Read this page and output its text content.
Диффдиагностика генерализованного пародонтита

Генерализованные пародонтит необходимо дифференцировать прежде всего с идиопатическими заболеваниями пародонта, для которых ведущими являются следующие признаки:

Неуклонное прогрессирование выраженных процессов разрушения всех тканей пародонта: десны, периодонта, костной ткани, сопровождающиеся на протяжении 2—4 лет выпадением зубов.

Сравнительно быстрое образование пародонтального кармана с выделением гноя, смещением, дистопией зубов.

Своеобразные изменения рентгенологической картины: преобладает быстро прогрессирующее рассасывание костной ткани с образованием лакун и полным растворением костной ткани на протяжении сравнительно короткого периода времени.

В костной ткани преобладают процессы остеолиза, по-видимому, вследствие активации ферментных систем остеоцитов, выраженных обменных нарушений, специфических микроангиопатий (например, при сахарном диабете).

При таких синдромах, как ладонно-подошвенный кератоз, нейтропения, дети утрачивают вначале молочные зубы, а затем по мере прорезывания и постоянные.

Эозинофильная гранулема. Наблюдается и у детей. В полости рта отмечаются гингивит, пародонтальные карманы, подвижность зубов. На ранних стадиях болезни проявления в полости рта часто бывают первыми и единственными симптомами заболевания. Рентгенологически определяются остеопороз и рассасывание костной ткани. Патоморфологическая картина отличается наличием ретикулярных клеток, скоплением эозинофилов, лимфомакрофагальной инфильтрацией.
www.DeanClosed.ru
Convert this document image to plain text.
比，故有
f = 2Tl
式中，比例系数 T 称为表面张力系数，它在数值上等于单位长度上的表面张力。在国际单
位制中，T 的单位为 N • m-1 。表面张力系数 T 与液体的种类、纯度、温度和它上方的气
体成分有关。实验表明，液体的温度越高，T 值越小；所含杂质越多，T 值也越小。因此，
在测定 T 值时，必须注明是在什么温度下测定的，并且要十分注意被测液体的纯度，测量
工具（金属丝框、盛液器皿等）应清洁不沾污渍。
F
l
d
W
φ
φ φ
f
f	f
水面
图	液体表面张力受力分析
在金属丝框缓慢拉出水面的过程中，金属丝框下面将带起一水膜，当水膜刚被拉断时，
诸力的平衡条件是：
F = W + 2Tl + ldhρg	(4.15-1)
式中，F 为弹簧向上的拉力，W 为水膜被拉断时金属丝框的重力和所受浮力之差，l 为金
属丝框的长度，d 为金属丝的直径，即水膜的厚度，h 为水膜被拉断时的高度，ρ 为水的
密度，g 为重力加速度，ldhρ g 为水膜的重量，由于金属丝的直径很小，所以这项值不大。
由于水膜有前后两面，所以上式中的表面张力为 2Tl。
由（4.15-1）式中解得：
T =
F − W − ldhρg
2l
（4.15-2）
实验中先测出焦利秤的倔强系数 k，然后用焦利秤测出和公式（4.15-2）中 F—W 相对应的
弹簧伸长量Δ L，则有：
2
══════
**YOUR INSTRUCTIONS**
Copy, from the material, each line that holds the string "this".

**TASK RESPONSE**
Read this page and output its text content.
Convert this document image to plain text.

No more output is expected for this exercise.